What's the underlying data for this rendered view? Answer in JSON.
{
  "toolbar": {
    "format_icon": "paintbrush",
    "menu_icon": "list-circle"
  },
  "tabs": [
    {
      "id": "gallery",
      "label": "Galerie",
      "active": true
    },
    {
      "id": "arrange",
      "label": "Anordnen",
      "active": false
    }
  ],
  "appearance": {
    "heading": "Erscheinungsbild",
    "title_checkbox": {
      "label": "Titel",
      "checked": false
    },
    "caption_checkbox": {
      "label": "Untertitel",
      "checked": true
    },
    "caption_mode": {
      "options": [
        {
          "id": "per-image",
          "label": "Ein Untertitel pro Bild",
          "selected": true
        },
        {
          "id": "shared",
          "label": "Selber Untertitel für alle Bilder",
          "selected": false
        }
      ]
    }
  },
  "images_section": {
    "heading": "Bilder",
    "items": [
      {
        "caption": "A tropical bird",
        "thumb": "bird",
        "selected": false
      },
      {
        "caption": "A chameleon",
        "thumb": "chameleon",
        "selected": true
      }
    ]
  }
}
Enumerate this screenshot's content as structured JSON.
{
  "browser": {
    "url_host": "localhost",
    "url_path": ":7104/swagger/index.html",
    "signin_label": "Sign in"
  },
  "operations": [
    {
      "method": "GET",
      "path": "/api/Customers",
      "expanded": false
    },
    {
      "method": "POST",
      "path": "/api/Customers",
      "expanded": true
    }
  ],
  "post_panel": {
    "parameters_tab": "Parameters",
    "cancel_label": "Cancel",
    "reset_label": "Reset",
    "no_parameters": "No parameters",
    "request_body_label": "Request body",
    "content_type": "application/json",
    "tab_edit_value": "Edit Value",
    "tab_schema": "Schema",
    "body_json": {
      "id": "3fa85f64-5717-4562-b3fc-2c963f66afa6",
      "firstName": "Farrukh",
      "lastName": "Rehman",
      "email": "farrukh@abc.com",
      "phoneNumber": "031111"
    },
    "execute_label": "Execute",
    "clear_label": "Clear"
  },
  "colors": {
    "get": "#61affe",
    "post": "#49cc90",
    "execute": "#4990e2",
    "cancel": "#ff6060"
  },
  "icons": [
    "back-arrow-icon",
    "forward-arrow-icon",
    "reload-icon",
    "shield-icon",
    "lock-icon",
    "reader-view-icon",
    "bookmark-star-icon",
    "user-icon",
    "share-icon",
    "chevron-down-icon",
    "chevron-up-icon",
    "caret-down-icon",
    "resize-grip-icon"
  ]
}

### Requirements
Among the lines of the data above, count those holding "selected" and state only the number.

### Complete output
4